- **TASK BRIEF**:
Can you write out all of the material below, word for word?

- **DATA ROWS**:
◇ ◇ ◇ ◇ ◇

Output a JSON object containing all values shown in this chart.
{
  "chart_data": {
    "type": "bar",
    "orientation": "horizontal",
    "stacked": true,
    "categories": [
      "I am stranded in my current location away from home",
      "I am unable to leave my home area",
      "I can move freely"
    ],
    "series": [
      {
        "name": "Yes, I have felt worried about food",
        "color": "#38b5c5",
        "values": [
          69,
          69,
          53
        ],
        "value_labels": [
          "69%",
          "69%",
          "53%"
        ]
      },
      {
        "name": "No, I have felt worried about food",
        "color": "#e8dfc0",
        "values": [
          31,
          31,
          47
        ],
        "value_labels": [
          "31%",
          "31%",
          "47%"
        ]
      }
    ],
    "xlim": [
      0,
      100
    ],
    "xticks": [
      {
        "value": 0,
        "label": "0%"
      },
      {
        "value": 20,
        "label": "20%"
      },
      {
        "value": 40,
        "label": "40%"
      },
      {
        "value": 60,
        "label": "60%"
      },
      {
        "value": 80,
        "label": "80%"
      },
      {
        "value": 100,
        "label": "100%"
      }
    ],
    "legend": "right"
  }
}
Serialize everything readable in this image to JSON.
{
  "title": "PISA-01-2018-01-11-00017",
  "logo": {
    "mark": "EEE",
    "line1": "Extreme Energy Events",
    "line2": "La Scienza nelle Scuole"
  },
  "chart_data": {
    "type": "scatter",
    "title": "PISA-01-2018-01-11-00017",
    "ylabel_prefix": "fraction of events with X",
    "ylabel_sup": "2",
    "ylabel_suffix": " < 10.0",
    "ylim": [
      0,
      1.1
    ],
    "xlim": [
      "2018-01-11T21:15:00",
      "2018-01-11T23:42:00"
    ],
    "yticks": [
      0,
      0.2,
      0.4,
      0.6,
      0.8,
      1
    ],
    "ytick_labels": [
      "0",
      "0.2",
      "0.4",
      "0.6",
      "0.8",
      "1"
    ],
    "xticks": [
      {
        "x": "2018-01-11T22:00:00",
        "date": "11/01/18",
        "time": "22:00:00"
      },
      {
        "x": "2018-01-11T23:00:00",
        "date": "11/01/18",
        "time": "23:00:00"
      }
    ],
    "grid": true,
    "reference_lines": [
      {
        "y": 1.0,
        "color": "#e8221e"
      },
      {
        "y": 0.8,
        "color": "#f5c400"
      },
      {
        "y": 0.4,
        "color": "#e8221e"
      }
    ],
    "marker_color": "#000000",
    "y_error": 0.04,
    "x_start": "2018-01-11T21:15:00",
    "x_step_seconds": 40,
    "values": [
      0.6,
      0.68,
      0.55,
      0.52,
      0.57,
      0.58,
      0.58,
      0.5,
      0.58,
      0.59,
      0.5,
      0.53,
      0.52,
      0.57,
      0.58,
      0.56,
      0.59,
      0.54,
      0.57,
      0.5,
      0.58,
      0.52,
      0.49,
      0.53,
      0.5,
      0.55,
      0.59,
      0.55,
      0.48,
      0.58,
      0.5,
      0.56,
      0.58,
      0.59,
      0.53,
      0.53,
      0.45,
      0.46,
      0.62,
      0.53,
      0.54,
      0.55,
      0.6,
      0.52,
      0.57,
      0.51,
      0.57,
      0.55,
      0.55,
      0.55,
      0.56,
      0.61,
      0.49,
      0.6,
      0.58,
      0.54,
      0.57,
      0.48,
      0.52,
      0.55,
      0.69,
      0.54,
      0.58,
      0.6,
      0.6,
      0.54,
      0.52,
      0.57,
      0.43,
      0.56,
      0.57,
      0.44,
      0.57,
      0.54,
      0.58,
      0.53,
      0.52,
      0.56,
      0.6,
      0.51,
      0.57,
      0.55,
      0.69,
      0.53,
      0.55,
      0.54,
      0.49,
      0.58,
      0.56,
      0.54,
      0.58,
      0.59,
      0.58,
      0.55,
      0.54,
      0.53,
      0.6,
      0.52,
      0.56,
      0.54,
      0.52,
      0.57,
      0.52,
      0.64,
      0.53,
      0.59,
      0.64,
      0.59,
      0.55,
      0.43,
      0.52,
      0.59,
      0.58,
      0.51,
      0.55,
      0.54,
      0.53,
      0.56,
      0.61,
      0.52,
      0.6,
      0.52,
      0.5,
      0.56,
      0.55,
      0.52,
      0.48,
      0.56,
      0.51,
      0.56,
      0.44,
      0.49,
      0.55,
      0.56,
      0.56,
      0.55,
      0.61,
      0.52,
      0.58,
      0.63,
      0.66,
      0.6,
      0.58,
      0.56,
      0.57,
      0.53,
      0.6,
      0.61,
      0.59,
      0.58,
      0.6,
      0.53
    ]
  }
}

◇ ◇ ◇ ◇ ◇

- **ANSWER TO THE PROBLEM**:
Output a JSON object containing all values shown in this chart.
{
  "chart_data": {
    "type": "bar",
    "orientation": "horizontal",
    "stacked": true,
    "categories": [
      "I am stranded in my current location away from home",
      "I am unable to leave my home area",
      "I can move freely"
    ],
    "series": [
      {
        "name": "Yes, I have felt worried about food",
        "color": "#38b5c5",
        "values": [
          69,
          69,
          53
        ],
        "value_labels": [
          "69%",
          "69%",
          "53%"
        ]
      },
      {
        "name": "No, I have felt worried about food",
        "color": "#e8dfc0",
        "values": [
          31,
          31,
          47
        ],
        "value_labels": [
          "31%",
          "31%",
          "47%"
        ]
      }
    ],
    "xlim": [
      0,
      100
    ],
    "xticks": [
      {
        "value": 0,
        "label": "0%"
      },
      {
        "value": 20,
        "label": "20%"
      },
      {
        "value": 40,
        "label": "40%"
      },
      {
        "value": 60,
        "label": "60%"
      },
      {
        "value": 80,
        "label": "80%"
      },
      {
        "value": 100,
        "label": "100%"
      }
    ],
    "legend": "right"
  }
}
Serialize everything readable in this image to JSON.
{
  "title": "PISA-01-2018-01-11-00017",
  "logo": {
    "mark": "EEE",
    "line1": "Extreme Energy Events",
    "line2": "La Scienza nelle Scuole"
  },
  "chart_data": {
    "type": "scatter",
    "title": "PISA-01-2018-01-11-00017",
    "ylabel_prefix": "fraction of events with X",
    "ylabel_sup": "2",
    "ylabel_suffix": " < 10.0",
    "ylim": [
      0,
      1.1
    ],
    "xlim": [
      "2018-01-11T21:15:00",
      "2018-01-11T23:42:00"
    ],
    "yticks": [
      0,
      0.2,
      0.4,
      0.6,
      0.8,
      1
    ],
    "ytick_labels": [
      "0",
      "0.2",
      "0.4",
      "0.6",
      "0.8",
      "1"
    ],
    "xticks": [
      {
        "x": "2018-01-11T22:00:00",
        "date": "11/01/18",
        "time": "22:00:00"
      },
      {
        "x": "2018-01-11T23:00:00",
        "date": "11/01/18",
        "time": "23:00:00"
      }
    ],
    "grid": true,
    "reference_lines": [
      {
        "y": 1.0,
        "color": "#e8221e"
      },
      {
        "y": 0.8,
        "color": "#f5c400"
      },
      {
        "y": 0.4,
        "color": "#e8221e"
      }
    ],
    "marker_color": "#000000",
    "y_error": 0.04,
    "x_start": "2018-01-11T21:15:00",
    "x_step_seconds": 40,
    "values": [
      0.6,
      0.68,
      0.55,
      0.52,
      0.57,
      0.58,
      0.58,
      0.5,
      0.58,
      0.59,
      0.5,
      0.53,
      0.52,
      0.57,
      0.58,
      0.56,
      0.59,
      0.54,
      0.57,
      0.5,
      0.58,
      0.52,
      0.49,
      0.53,
      0.5,
      0.55,
      0.59,
      0.55,
      0.48,
      0.58,
      0.5,
      0.56,
      0.58,
      0.59,
      0.53,
      0.53,
      0.45,
      0.46,
      0.62,
      0.53,
      0.54,
      0.55,
      0.6,
      0.52,
      0.57,
      0.51,
      0.57,
      0.55,
      0.55,
      0.55,
      0.56,
      0.61,
      0.49,
      0.6,
      0.58,
      0.54,
      0.57,
      0.48,
      0.52,
      0.55,
      0.69,
      0.54,
      0.58,
      0.6,
      0.6,
      0.54,
      0.52,
      0.57,
      0.43,
      0.56,
      0.57,
      0.44,
      0.57,
      0.54,
      0.58,
      0.53,
      0.52,
      0.56,
      0.6,
      0.51,
      0.57,
      0.55,
      0.69,
      0.53,
      0.55,
      0.54,
      0.49,
      0.58,
      0.56,
      0.54,
      0.58,
      0.59,
      0.58,
      0.55,
      0.54,
      0.53,
      0.6,
      0.52,
      0.56,
      0.54,
      0.52,
      0.57,
      0.52,
      0.64,
      0.53,
      0.59,
      0.64,
      0.59,
      0.55,
      0.43,
      0.52,
      0.59,
      0.58,
      0.51,
      0.55,
      0.54,
      0.53,
      0.56,
      0.61,
      0.52,
      0.6,
      0.52,
      0.5,
      0.56,
      0.55,
      0.52,
      0.48,
      0.56,
      0.51,
      0.56,
      0.44,
      0.49,
      0.55,
      0.56,
      0.56,
      0.55,
      0.61,
      0.52,
      0.58,
      0.63,
      0.66,
      0.6,
      0.58,
      0.56,
      0.57,
      0.53,
      0.6,
      0.61,
      0.59,
      0.58,
      0.6,
      0.53
    ]
  }
}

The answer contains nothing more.